*INSTRUCTIONS FOR THE TASK*
Among the entries below, find the lines with "this" and copy them.

*DATA FOR PROCESSING*
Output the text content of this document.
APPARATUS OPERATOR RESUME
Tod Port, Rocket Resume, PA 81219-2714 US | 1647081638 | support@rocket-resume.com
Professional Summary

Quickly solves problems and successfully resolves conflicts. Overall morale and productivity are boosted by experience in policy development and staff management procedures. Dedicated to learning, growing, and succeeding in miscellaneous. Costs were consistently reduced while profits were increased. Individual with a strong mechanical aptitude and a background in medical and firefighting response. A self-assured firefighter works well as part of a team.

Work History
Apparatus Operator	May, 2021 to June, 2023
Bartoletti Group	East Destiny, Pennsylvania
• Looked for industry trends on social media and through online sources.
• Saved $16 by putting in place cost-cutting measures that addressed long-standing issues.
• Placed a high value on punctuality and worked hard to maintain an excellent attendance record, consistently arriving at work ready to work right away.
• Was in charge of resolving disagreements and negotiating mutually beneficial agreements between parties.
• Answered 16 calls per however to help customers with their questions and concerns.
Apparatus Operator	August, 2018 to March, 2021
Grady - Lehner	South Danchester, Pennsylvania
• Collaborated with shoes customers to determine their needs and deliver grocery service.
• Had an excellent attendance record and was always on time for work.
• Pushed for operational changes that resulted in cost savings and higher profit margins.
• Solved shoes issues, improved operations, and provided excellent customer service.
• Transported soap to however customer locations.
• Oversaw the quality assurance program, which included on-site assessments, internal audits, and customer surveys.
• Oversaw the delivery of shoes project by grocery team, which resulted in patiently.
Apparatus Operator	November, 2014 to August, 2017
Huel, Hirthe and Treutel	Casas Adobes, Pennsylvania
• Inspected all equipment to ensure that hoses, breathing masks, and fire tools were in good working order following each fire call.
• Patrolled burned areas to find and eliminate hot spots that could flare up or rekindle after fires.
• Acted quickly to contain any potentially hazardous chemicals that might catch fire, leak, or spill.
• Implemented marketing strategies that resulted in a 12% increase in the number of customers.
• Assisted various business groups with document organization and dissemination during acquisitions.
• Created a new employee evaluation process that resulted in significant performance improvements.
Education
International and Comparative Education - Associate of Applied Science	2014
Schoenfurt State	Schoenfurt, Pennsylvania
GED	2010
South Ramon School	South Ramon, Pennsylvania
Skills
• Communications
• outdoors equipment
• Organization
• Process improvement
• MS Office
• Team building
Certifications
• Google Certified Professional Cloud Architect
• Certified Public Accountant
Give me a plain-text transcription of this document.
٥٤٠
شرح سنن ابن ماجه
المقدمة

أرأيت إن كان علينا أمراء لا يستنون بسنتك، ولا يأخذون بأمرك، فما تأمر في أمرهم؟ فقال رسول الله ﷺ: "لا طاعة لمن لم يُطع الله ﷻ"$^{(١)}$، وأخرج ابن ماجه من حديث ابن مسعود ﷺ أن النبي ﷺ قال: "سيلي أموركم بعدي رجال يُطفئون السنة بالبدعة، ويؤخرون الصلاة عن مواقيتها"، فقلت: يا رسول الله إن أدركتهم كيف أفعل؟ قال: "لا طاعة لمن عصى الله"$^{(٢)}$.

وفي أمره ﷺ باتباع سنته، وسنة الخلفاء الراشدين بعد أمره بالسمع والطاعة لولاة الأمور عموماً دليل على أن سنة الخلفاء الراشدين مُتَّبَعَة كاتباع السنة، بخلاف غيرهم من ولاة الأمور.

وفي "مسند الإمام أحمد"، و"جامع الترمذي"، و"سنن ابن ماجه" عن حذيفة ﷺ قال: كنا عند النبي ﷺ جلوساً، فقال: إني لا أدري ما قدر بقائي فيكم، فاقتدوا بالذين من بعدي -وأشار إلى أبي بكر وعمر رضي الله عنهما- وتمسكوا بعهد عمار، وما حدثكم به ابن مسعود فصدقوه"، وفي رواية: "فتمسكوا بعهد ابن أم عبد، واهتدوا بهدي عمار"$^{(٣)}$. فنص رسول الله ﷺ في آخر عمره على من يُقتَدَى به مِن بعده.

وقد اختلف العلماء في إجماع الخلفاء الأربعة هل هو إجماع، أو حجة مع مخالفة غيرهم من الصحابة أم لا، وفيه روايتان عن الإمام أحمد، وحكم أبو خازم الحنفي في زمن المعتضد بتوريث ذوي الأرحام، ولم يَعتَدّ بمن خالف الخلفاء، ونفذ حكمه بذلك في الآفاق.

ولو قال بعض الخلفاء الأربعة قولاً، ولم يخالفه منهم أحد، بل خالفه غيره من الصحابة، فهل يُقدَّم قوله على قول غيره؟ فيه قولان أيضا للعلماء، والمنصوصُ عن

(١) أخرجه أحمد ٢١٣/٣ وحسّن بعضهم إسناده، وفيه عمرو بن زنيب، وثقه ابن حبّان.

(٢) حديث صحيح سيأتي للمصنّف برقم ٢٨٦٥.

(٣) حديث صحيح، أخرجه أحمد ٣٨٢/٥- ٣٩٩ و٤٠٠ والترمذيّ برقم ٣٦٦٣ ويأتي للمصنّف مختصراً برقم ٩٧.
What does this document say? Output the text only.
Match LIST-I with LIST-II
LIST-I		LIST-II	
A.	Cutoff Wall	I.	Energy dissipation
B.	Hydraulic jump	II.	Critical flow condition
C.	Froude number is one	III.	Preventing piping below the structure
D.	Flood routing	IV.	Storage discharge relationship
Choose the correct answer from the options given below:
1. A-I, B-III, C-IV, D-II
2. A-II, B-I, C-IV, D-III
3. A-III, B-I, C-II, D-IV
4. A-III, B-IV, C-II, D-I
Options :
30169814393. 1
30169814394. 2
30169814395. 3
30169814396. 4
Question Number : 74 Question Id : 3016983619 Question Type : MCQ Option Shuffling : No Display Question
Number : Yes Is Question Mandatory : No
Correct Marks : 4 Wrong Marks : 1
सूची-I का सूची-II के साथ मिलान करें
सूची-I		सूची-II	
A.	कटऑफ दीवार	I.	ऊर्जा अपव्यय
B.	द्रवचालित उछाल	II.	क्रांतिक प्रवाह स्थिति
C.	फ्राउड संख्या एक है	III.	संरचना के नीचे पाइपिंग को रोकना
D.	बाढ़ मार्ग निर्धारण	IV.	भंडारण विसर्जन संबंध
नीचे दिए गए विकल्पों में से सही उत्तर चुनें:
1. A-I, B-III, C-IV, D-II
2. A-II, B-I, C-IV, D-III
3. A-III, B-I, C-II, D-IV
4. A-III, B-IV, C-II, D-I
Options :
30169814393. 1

*REPLY TO THE EXERCISE*
Output the text content of this document.
Give me a plain-text transcription of this document.
What does this document say? Output the text only.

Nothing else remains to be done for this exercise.